··· Input records ···

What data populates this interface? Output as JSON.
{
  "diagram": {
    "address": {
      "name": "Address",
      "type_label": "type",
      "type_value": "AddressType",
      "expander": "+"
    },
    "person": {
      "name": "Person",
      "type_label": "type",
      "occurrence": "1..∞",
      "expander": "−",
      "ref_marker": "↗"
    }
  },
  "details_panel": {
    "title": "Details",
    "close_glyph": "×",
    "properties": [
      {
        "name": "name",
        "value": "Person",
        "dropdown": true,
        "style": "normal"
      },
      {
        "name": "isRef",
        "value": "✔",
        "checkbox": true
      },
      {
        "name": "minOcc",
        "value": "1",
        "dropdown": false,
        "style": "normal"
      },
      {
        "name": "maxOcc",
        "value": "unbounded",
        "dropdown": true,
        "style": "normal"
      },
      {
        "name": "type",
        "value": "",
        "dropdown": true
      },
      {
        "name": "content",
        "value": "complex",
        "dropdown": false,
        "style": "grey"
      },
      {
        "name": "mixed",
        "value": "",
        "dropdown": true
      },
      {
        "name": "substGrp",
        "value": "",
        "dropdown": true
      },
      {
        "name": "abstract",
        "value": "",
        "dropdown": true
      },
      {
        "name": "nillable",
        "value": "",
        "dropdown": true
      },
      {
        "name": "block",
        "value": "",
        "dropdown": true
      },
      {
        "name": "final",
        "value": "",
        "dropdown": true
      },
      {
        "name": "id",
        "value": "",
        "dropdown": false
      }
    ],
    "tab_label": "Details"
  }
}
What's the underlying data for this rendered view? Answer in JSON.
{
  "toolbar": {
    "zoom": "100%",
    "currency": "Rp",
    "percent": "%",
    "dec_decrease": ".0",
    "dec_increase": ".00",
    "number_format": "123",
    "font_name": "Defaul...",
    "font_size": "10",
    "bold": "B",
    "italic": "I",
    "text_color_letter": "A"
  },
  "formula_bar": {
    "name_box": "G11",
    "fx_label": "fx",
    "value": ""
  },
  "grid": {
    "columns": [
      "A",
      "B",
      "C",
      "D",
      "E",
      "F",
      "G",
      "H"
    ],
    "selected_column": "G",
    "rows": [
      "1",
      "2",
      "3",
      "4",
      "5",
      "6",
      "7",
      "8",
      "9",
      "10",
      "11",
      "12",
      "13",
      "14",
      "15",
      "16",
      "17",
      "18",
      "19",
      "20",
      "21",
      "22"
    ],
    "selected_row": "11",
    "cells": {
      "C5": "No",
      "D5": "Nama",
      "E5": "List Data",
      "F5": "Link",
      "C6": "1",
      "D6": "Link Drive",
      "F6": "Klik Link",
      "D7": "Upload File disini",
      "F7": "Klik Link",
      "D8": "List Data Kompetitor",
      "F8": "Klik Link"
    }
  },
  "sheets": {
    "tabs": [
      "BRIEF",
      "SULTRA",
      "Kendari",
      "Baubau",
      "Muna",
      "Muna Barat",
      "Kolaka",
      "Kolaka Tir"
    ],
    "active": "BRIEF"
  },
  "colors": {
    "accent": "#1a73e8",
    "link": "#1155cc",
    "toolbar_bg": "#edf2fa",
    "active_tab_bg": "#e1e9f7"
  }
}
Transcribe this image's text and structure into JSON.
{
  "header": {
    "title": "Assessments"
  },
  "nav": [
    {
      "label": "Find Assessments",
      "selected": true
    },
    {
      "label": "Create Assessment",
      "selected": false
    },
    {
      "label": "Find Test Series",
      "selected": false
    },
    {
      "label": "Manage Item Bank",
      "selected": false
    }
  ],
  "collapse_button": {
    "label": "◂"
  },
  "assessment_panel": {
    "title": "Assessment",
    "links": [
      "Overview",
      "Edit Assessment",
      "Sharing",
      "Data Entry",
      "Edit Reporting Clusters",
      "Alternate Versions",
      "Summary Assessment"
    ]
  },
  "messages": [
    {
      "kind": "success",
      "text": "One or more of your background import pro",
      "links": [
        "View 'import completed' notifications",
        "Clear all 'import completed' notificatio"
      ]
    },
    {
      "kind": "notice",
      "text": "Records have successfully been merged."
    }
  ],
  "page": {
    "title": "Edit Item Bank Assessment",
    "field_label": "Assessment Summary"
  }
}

···

* _What is needed_: Copy out all lines that carry the word "Assessments".

* _Reply to the task_:
    "title": "Assessments"
      "label": "Find Assessments",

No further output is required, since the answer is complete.